WORK REQUIRED:
Please restate the following records word for word.

SUPPLIED RECORDS:
☆ ☆ ☆ ☆

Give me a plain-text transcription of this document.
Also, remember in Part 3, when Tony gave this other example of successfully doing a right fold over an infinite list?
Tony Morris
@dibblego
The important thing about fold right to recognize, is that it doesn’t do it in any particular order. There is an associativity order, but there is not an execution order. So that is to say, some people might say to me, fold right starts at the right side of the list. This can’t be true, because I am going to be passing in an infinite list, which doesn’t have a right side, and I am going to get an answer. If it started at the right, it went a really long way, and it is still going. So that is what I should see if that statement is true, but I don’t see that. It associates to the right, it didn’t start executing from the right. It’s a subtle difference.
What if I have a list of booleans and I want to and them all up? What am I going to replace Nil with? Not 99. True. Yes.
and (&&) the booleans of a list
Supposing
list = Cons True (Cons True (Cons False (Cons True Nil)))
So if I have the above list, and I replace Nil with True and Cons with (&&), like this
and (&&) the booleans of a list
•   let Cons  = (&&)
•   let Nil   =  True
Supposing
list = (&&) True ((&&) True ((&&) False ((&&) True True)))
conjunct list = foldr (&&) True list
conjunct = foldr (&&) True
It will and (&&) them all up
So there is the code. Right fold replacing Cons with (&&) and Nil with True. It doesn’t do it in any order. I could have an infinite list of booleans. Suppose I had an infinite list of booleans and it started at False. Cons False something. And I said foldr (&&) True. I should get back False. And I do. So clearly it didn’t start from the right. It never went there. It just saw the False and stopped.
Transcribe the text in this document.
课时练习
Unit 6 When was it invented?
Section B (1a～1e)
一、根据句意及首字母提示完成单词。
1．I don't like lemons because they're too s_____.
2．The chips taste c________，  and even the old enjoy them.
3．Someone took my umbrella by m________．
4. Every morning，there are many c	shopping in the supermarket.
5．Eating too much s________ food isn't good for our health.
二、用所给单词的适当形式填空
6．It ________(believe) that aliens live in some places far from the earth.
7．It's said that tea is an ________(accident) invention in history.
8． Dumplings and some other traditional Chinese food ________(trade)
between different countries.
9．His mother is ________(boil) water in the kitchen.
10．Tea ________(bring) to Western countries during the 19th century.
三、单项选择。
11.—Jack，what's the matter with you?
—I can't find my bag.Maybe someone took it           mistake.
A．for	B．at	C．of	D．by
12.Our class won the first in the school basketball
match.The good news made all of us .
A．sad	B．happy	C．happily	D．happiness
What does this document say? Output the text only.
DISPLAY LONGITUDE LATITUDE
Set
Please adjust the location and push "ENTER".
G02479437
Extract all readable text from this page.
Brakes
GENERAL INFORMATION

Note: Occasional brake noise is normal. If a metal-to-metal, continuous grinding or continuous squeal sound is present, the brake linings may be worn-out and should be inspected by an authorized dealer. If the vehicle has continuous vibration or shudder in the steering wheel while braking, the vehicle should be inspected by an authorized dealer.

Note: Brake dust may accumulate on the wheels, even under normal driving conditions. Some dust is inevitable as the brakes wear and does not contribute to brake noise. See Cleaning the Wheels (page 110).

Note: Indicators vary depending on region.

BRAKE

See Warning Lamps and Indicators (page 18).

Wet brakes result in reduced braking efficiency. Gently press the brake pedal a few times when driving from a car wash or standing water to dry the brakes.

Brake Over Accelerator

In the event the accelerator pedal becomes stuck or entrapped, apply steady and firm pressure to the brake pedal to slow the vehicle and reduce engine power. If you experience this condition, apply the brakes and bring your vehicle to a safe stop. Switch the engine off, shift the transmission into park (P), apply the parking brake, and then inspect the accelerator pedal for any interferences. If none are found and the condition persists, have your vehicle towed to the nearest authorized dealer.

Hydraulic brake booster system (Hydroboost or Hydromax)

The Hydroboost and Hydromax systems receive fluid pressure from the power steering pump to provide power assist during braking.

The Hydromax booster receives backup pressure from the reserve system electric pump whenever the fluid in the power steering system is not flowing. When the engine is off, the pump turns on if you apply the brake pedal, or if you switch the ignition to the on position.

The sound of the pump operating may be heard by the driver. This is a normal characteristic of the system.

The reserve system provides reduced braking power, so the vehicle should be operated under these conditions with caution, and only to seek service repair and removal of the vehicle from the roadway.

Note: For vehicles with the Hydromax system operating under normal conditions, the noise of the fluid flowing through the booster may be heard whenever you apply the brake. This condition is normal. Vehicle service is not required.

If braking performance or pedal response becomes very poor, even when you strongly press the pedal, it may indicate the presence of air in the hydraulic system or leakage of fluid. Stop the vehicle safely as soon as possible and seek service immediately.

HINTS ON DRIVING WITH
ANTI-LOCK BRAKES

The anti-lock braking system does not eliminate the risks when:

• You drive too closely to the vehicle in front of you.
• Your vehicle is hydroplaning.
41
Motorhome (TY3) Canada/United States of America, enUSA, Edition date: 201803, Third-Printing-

☆ ☆ ☆ ☆

RESULT OF THIS TASK:
Give me a plain-text transcription of this document.
Also, remember in Part 3, when Tony gave this other example of successfully doing a right fold over an infinite list?
Tony Morris
@dibblego
The important thing about fold right to recognize, is that it doesn’t do it in any particular order. There is an associativity order, but there is not an execution order. So that is to say, some people might say to me, fold right starts at the right side of the list. This can’t be true, because I am going to be passing in an infinite list, which doesn’t have a right side, and I am going to get an answer. If it started at the right, it went a really long way, and it is still going. So that is what I should see if that statement is true, but I don’t see that. It associates to the right, it didn’t start executing from the right. It’s a subtle difference.
What if I have a list of booleans and I want to and them all up? What am I going to replace Nil with? Not 99. True. Yes.
and (&&) the booleans of a list
Supposing
list = Cons True (Cons True (Cons False (Cons True Nil)))
So if I have the above list, and I replace Nil with True and Cons with (&&), like this
and (&&) the booleans of a list
•   let Cons  = (&&)
•   let Nil   =  True
Supposing
list = (&&) True ((&&) True ((&&) False ((&&) True True)))
conjunct list = foldr (&&) True list
conjunct = foldr (&&) True
It will and (&&) them all up
So there is the code. Right fold replacing Cons with (&&) and Nil with True. It doesn’t do it in any order. I could have an infinite list of booleans. Suppose I had an infinite list of booleans and it started at False. Cons False something. And I said foldr (&&) True. I should get back False. And I do. So clearly it didn’t start from the right. It never went there. It just saw the False and stopped.
Transcribe the text in this document.
课时练习
Unit 6 When was it invented?
Section B (1a～1e)
一、根据句意及首字母提示完成单词。
1．I don't like lemons because they're too s_____.
2．The chips taste c________，  and even the old enjoy them.
3．Someone took my umbrella by m________．
4. Every morning，there are many c	shopping in the supermarket.
5．Eating too much s________ food isn't good for our health.
二、用所给单词的适当形式填空
6．It ________(believe) that aliens live in some places far from the earth.
7．It's said that tea is an ________(accident) invention in history.
8． Dumplings and some other traditional Chinese food ________(trade)
between different countries.
9．His mother is ________(boil) water in the kitchen.
10．Tea ________(bring) to Western countries during the 19th century.
三、单项选择。
11.—Jack，what's the matter with you?
—I can't find my bag.Maybe someone took it           mistake.
A．for	B．at	C．of	D．by
12.Our class won the first in the school basketball
match.The good news made all of us .
A．sad	B．happy	C．happily	D．happiness
What does this document say? Output the text only.
DISPLAY LONGITUDE LATITUDE
Set
Please adjust the location and push "ENTER".
G02479437
Extract all readable text from this page.
Brakes
GENERAL INFORMATION

Note: Occasional brake noise is normal. If a metal-to-metal, continuous grinding or continuous squeal sound is present, the brake linings may be worn-out and should be inspected by an authorized dealer. If the vehicle has continuous vibration or shudder in the steering wheel while braking, the vehicle should be inspected by an authorized dealer.

Note: Brake dust may accumulate on the wheels, even under normal driving conditions. Some dust is inevitable as the brakes wear and does not contribute to brake noise. See Cleaning the Wheels (page 110).

Note: Indicators vary depending on region.

BRAKE

See Warning Lamps and Indicators (page 18).

Wet brakes result in reduced braking efficiency. Gently press the brake pedal a few times when driving from a car wash or standing water to dry the brakes.

Brake Over Accelerator

In the event the accelerator pedal becomes stuck or entrapped, apply steady and firm pressure to the brake pedal to slow the vehicle and reduce engine power. If you experience this condition, apply the brakes and bring your vehicle to a safe stop. Switch the engine off, shift the transmission into park (P), apply the parking brake, and then inspect the accelerator pedal for any interferences. If none are found and the condition persists, have your vehicle towed to the nearest authorized dealer.

Hydraulic brake booster system (Hydroboost or Hydromax)

The Hydroboost and Hydromax systems receive fluid pressure from the power steering pump to provide power assist during braking.

The Hydromax booster receives backup pressure from the reserve system electric pump whenever the fluid in the power steering system is not flowing. When the engine is off, the pump turns on if you apply the brake pedal, or if you switch the ignition to the on position.

The sound of the pump operating may be heard by the driver. This is a normal characteristic of the system.

The reserve system provides reduced braking power, so the vehicle should be operated under these conditions with caution, and only to seek service repair and removal of the vehicle from the roadway.

Note: For vehicles with the Hydromax system operating under normal conditions, the noise of the fluid flowing through the booster may be heard whenever you apply the brake. This condition is normal. Vehicle service is not required.

If braking performance or pedal response becomes very poor, even when you strongly press the pedal, it may indicate the presence of air in the hydraulic system or leakage of fluid. Stop the vehicle safely as soon as possible and seek service immediately.

HINTS ON DRIVING WITH
ANTI-LOCK BRAKES

The anti-lock braking system does not eliminate the risks when:

• You drive too closely to the vehicle in front of you.
• Your vehicle is hydroplaning.
41
Motorhome (TY3) Canada/United States of America, enUSA, Edition date: 201803, Third-Printing-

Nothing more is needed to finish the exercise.